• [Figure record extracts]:

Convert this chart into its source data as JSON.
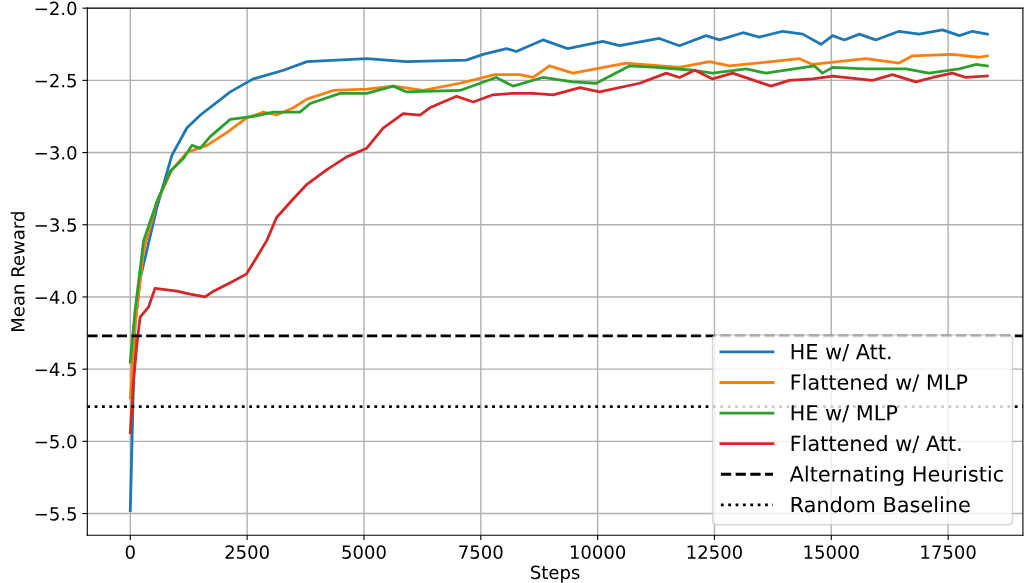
{
  "chart_data": {
    "type": "line",
    "xlabel": "Steps",
    "ylabel": "Mean Reward",
    "xlim": [
      -920,
      19100
    ],
    "ylim": [
      -5.65,
      -2.0
    ],
    "xticks": [
      0,
      2500,
      5000,
      7500,
      10000,
      12500,
      15000,
      17500
    ],
    "yticks": [
      {
        "value": -5.5,
        "label": "−5.5"
      },
      {
        "value": -5.0,
        "label": "−5.0"
      },
      {
        "value": -4.5,
        "label": "−4.5"
      },
      {
        "value": -4.0,
        "label": "−4.0"
      },
      {
        "value": -3.5,
        "label": "−3.5"
      },
      {
        "value": -3.0,
        "label": "−3.0"
      },
      {
        "value": -2.5,
        "label": "−2.5"
      },
      {
        "value": -2.0,
        "label": "−2.0"
      }
    ],
    "grid": true,
    "legend": "bottom right",
    "line_style": "solid",
    "marker": "none",
    "series": [
      {
        "name": "HE w/ Att.",
        "color": "#1f77b4",
        "x": [
          0,
          100,
          214,
          570,
          890,
          1210,
          1500,
          2140,
          2630,
          3280,
          3780,
          5060,
          5910,
          7190,
          7550,
          8050,
          8260,
          8830,
          9360,
          10110,
          10470,
          11320,
          11750,
          12320,
          12610,
          13110,
          13460,
          13960,
          14390,
          14780,
          15030,
          15280,
          15600,
          15950,
          16450,
          16880,
          17380,
          17740,
          18020,
          18340
        ],
        "values": [
          -5.48,
          -4.2,
          -3.87,
          -3.38,
          -3.02,
          -2.83,
          -2.74,
          -2.58,
          -2.49,
          -2.43,
          -2.37,
          -2.35,
          -2.37,
          -2.36,
          -2.32,
          -2.28,
          -2.3,
          -2.22,
          -2.28,
          -2.23,
          -2.26,
          -2.21,
          -2.26,
          -2.19,
          -2.22,
          -2.17,
          -2.2,
          -2.16,
          -2.18,
          -2.25,
          -2.19,
          -2.22,
          -2.18,
          -2.22,
          -2.16,
          -2.18,
          -2.15,
          -2.19,
          -2.16,
          -2.18
        ]
      },
      {
        "name": "Flattened w/ MLP",
        "color": "#ff7f0e",
        "x": [
          0,
          100,
          285,
          570,
          890,
          1210,
          1640,
          2070,
          2490,
          2850,
          3130,
          3490,
          3780,
          4340,
          5060,
          5630,
          6270,
          7050,
          7800,
          8330,
          8620,
          8970,
          9470,
          10610,
          11750,
          12390,
          12820,
          14320,
          14600,
          15740,
          16450,
          16740,
          17590,
          18160,
          18340
        ],
        "values": [
          -4.7,
          -4.2,
          -3.68,
          -3.34,
          -3.12,
          -3.0,
          -2.95,
          -2.86,
          -2.76,
          -2.72,
          -2.74,
          -2.69,
          -2.63,
          -2.57,
          -2.56,
          -2.54,
          -2.57,
          -2.52,
          -2.46,
          -2.46,
          -2.48,
          -2.4,
          -2.45,
          -2.38,
          -2.41,
          -2.37,
          -2.4,
          -2.35,
          -2.39,
          -2.35,
          -2.38,
          -2.33,
          -2.32,
          -2.34,
          -2.33
        ]
      },
      {
        "name": "HE w/ MLP",
        "color": "#2ca02c",
        "x": [
          0,
          100,
          285,
          570,
          855,
          1140,
          1320,
          1500,
          1710,
          2140,
          2630,
          3060,
          3630,
          3850,
          4490,
          5060,
          5630,
          5910,
          7050,
          7830,
          8190,
          8830,
          9470,
          9970,
          10680,
          11250,
          12040,
          12460,
          13180,
          13600,
          14640,
          14810,
          15030,
          15740,
          16600,
          17090,
          17740,
          18090,
          18340
        ],
        "values": [
          -4.45,
          -4.1,
          -3.61,
          -3.34,
          -3.13,
          -3.04,
          -2.95,
          -2.97,
          -2.89,
          -2.77,
          -2.75,
          -2.72,
          -2.72,
          -2.66,
          -2.59,
          -2.59,
          -2.54,
          -2.58,
          -2.57,
          -2.48,
          -2.54,
          -2.48,
          -2.51,
          -2.52,
          -2.4,
          -2.41,
          -2.43,
          -2.45,
          -2.42,
          -2.45,
          -2.4,
          -2.45,
          -2.41,
          -2.42,
          -2.42,
          -2.45,
          -2.42,
          -2.39,
          -2.4
        ]
      },
      {
        "name": "Flattened w/ Att.",
        "color": "#d62728",
        "x": [
          0,
          70,
          140,
          210,
          390,
          530,
          1000,
          1280,
          1600,
          1780,
          2210,
          2490,
          2920,
          3130,
          3490,
          3780,
          4200,
          4630,
          5060,
          5410,
          5840,
          6200,
          6410,
          6980,
          7340,
          7760,
          8190,
          8620,
          9050,
          9620,
          10040,
          10900,
          11470,
          11750,
          12080,
          12460,
          12890,
          13710,
          14100,
          14600,
          15030,
          15880,
          16310,
          16810,
          17170,
          17590,
          17880,
          18340
        ],
        "values": [
          -4.94,
          -4.58,
          -4.33,
          -4.14,
          -4.07,
          -3.94,
          -3.96,
          -3.98,
          -4.0,
          -3.96,
          -3.89,
          -3.84,
          -3.61,
          -3.45,
          -3.32,
          -3.22,
          -3.12,
          -3.03,
          -2.97,
          -2.83,
          -2.73,
          -2.74,
          -2.69,
          -2.61,
          -2.65,
          -2.6,
          -2.59,
          -2.59,
          -2.6,
          -2.55,
          -2.58,
          -2.52,
          -2.45,
          -2.48,
          -2.43,
          -2.49,
          -2.45,
          -2.54,
          -2.5,
          -2.49,
          -2.47,
          -2.5,
          -2.46,
          -2.51,
          -2.48,
          -2.45,
          -2.48,
          -2.47
        ]
      }
    ],
    "ref_lines": [
      {
        "axis": "y",
        "value": -4.27,
        "label": "Alternating Heuristic",
        "color": "#000000",
        "line_style": "dashed"
      },
      {
        "axis": "y",
        "value": -4.76,
        "label": "Random Baseline",
        "color": "#000000",
        "line_style": "dotted"
      }
    ]
  }
}
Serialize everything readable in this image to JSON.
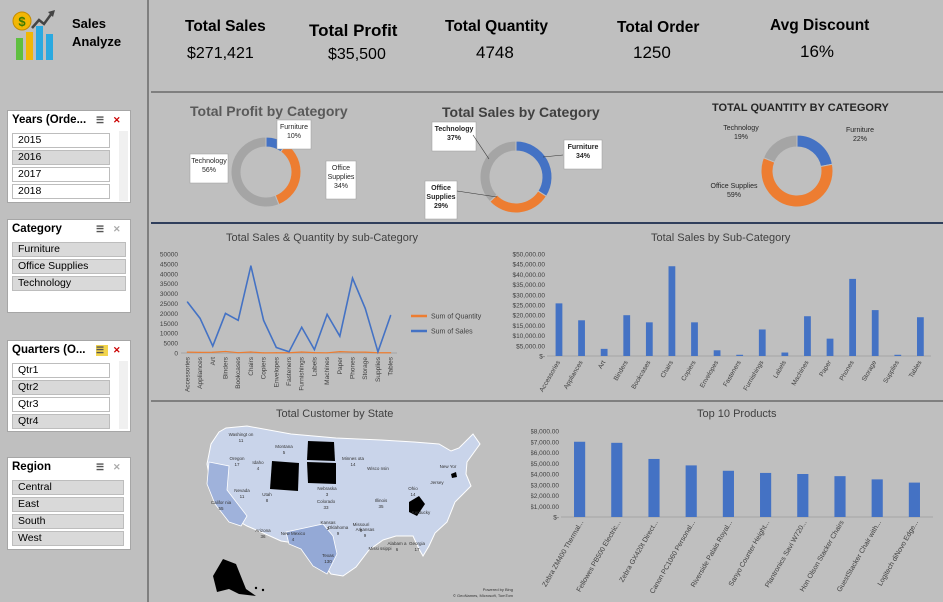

• [Goal]:
From the listing, copy each line containing the word "name".

• [Written answer]:
        "name": "HE w/ Att.",
        "name": "Flattened w/ MLP",
        "name": "HE w/ MLP",
        "name": "Flattened w/ Att.",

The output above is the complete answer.